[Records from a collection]
***

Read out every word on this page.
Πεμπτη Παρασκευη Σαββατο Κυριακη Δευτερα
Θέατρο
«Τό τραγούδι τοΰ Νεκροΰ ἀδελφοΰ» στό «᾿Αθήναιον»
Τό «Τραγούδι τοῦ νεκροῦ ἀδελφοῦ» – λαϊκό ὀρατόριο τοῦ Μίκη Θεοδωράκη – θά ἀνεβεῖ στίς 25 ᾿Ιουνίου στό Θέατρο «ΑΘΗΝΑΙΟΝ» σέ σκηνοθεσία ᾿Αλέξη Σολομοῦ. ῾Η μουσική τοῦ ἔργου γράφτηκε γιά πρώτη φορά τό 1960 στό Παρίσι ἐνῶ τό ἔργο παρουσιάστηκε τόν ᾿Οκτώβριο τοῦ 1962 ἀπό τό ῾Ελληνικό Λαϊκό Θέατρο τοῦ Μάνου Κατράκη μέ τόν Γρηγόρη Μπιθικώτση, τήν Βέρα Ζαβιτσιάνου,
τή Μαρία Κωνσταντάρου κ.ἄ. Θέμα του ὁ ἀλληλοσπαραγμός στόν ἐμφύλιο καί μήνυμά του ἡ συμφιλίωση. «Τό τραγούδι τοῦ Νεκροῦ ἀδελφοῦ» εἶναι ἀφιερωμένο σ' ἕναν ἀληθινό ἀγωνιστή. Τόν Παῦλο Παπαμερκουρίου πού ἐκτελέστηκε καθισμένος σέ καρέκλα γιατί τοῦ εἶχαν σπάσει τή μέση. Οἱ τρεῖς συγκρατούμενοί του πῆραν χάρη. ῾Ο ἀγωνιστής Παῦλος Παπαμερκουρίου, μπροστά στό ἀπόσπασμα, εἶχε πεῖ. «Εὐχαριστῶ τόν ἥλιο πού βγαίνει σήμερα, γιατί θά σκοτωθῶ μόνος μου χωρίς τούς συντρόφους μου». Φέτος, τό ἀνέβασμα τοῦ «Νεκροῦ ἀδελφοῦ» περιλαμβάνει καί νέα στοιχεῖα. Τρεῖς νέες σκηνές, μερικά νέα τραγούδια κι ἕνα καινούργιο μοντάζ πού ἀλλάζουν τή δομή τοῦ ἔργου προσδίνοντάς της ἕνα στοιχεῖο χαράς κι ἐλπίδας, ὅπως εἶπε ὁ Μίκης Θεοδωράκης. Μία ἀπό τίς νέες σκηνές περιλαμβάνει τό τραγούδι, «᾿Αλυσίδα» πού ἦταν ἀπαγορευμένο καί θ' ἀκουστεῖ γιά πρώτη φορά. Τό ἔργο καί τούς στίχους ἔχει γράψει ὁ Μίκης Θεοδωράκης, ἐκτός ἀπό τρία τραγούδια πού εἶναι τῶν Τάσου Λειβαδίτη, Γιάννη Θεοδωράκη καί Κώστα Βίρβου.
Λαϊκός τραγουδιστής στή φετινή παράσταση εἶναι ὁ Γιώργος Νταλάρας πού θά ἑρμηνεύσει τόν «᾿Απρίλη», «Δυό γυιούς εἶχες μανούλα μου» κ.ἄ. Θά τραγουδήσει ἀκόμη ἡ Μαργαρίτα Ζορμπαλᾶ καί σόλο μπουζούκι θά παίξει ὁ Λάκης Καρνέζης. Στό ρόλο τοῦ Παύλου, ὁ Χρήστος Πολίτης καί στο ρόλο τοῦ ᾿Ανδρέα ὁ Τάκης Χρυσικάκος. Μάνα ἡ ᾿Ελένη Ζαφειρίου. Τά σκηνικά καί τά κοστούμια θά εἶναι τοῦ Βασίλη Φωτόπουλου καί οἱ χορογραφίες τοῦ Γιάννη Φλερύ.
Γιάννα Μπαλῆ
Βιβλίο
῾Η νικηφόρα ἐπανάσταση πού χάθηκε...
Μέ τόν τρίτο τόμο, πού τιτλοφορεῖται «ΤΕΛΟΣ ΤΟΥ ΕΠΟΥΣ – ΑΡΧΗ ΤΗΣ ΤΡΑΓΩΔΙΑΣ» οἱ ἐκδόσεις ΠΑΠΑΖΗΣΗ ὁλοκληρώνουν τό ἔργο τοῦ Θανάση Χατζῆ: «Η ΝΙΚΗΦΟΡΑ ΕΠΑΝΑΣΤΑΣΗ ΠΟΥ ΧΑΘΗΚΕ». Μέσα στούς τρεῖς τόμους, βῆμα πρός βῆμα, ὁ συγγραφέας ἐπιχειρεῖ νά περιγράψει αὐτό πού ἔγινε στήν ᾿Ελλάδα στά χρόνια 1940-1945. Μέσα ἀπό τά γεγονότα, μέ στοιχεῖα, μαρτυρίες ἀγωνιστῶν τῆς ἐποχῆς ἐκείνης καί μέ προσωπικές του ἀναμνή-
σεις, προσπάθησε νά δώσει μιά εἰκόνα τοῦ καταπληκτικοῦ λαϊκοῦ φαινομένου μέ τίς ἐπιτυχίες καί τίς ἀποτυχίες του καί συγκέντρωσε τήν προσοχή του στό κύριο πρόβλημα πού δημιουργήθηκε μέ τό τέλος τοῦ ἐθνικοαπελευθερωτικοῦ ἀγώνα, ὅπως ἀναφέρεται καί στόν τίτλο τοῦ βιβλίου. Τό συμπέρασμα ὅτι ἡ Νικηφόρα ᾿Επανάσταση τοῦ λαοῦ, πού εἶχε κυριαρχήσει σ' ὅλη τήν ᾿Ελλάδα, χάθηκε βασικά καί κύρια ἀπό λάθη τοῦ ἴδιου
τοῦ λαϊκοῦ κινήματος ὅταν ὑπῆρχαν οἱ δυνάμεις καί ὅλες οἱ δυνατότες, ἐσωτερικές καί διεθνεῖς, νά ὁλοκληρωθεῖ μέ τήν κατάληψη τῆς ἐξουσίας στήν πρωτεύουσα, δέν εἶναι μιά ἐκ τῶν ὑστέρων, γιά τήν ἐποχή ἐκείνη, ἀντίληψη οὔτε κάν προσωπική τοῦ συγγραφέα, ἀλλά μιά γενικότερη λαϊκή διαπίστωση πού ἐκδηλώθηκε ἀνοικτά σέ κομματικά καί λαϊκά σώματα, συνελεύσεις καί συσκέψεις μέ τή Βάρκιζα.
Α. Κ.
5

***

From the data above, extract every line in its exact form.

Result for this task>
Read out every word on this page.
Πεμπτη Παρασκευη Σαββατο Κυριακη Δευτερα
Θέατρο
«Τό τραγούδι τοΰ Νεκροΰ ἀδελφοΰ» στό «᾿Αθήναιον»
Τό «Τραγούδι τοῦ νεκροῦ ἀδελφοῦ» – λαϊκό ὀρατόριο τοῦ Μίκη Θεοδωράκη – θά ἀνεβεῖ στίς 25 ᾿Ιουνίου στό Θέατρο «ΑΘΗΝΑΙΟΝ» σέ σκηνοθεσία ᾿Αλέξη Σολομοῦ. ῾Η μουσική τοῦ ἔργου γράφτηκε γιά πρώτη φορά τό 1960 στό Παρίσι ἐνῶ τό ἔργο παρουσιάστηκε τόν ᾿Οκτώβριο τοῦ 1962 ἀπό τό ῾Ελληνικό Λαϊκό Θέατρο τοῦ Μάνου Κατράκη μέ τόν Γρηγόρη Μπιθικώτση, τήν Βέρα Ζαβιτσιάνου,
τή Μαρία Κωνσταντάρου κ.ἄ. Θέμα του ὁ ἀλληλοσπαραγμός στόν ἐμφύλιο καί μήνυμά του ἡ συμφιλίωση. «Τό τραγούδι τοῦ Νεκροῦ ἀδελφοῦ» εἶναι ἀφιερωμένο σ' ἕναν ἀληθινό ἀγωνιστή. Τόν Παῦλο Παπαμερκουρίου πού ἐκτελέστηκε καθισμένος σέ καρέκλα γιατί τοῦ εἶχαν σπάσει τή μέση. Οἱ τρεῖς συγκρατούμενοί του πῆραν χάρη. ῾Ο ἀγωνιστής Παῦλος Παπαμερκουρίου, μπροστά στό ἀπόσπασμα, εἶχε πεῖ. «Εὐχαριστῶ τόν ἥλιο πού βγαίνει σήμερα, γιατί θά σκοτωθῶ μόνος μου χωρίς τούς συντρόφους μου». Φέτος, τό ἀνέβασμα τοῦ «Νεκροῦ ἀδελφοῦ» περιλαμβάνει καί νέα στοιχεῖα. Τρεῖς νέες σκηνές, μερικά νέα τραγούδια κι ἕνα καινούργιο μοντάζ πού ἀλλάζουν τή δομή τοῦ ἔργου προσδίνοντάς της ἕνα στοιχεῖο χαράς κι ἐλπίδας, ὅπως εἶπε ὁ Μίκης Θεοδωράκης. Μία ἀπό τίς νέες σκηνές περιλαμβάνει τό τραγούδι, «᾿Αλυσίδα» πού ἦταν ἀπαγορευμένο καί θ' ἀκουστεῖ γιά πρώτη φορά. Τό ἔργο καί τούς στίχους ἔχει γράψει ὁ Μίκης Θεοδωράκης, ἐκτός ἀπό τρία τραγούδια πού εἶναι τῶν Τάσου Λειβαδίτη, Γιάννη Θεοδωράκη καί Κώστα Βίρβου.
Λαϊκός τραγουδιστής στή φετινή παράσταση εἶναι ὁ Γιώργος Νταλάρας πού θά ἑρμηνεύσει τόν «᾿Απρίλη», «Δυό γυιούς εἶχες μανούλα μου» κ.ἄ. Θά τραγουδήσει ἀκόμη ἡ Μαργαρίτα Ζορμπαλᾶ καί σόλο μπουζούκι θά παίξει ὁ Λάκης Καρνέζης. Στό ρόλο τοῦ Παύλου, ὁ Χρήστος Πολίτης καί στο ρόλο τοῦ ᾿Ανδρέα ὁ Τάκης Χρυσικάκος. Μάνα ἡ ᾿Ελένη Ζαφειρίου. Τά σκηνικά καί τά κοστούμια θά εἶναι τοῦ Βασίλη Φωτόπουλου καί οἱ χορογραφίες τοῦ Γιάννη Φλερύ.
Γιάννα Μπαλῆ
Βιβλίο
῾Η νικηφόρα ἐπανάσταση πού χάθηκε...
Μέ τόν τρίτο τόμο, πού τιτλοφορεῖται «ΤΕΛΟΣ ΤΟΥ ΕΠΟΥΣ – ΑΡΧΗ ΤΗΣ ΤΡΑΓΩΔΙΑΣ» οἱ ἐκδόσεις ΠΑΠΑΖΗΣΗ ὁλοκληρώνουν τό ἔργο τοῦ Θανάση Χατζῆ: «Η ΝΙΚΗΦΟΡΑ ΕΠΑΝΑΣΤΑΣΗ ΠΟΥ ΧΑΘΗΚΕ». Μέσα στούς τρεῖς τόμους, βῆμα πρός βῆμα, ὁ συγγραφέας ἐπιχειρεῖ νά περιγράψει αὐτό πού ἔγινε στήν ᾿Ελλάδα στά χρόνια 1940-1945. Μέσα ἀπό τά γεγονότα, μέ στοιχεῖα, μαρτυρίες ἀγωνιστῶν τῆς ἐποχῆς ἐκείνης καί μέ προσωπικές του ἀναμνή-
σεις, προσπάθησε νά δώσει μιά εἰκόνα τοῦ καταπληκτικοῦ λαϊκοῦ φαινομένου μέ τίς ἐπιτυχίες καί τίς ἀποτυχίες του καί συγκέντρωσε τήν προσοχή του στό κύριο πρόβλημα πού δημιουργήθηκε μέ τό τέλος τοῦ ἐθνικοαπελευθερωτικοῦ ἀγώνα, ὅπως ἀναφέρεται καί στόν τίτλο τοῦ βιβλίου. Τό συμπέρασμα ὅτι ἡ Νικηφόρα ᾿Επανάσταση τοῦ λαοῦ, πού εἶχε κυριαρχήσει σ' ὅλη τήν ᾿Ελλάδα, χάθηκε βασικά καί κύρια ἀπό λάθη τοῦ ἴδιου
τοῦ λαϊκοῦ κινήματος ὅταν ὑπῆρχαν οἱ δυνάμεις καί ὅλες οἱ δυνατότες, ἐσωτερικές καί διεθνεῖς, νά ὁλοκληρωθεῖ μέ τήν κατάληψη τῆς ἐξουσίας στήν πρωτεύουσα, δέν εἶναι μιά ἐκ τῶν ὑστέρων, γιά τήν ἐποχή ἐκείνη, ἀντίληψη οὔτε κάν προσωπική τοῦ συγγραφέα, ἀλλά μιά γενικότερη λαϊκή διαπίστωση πού ἐκδηλώθηκε ἀνοικτά σέ κομματικά καί λαϊκά σώματα, συνελεύσεις καί συσκέψεις μέ τή Βάρκιζα.
Α. Κ.
5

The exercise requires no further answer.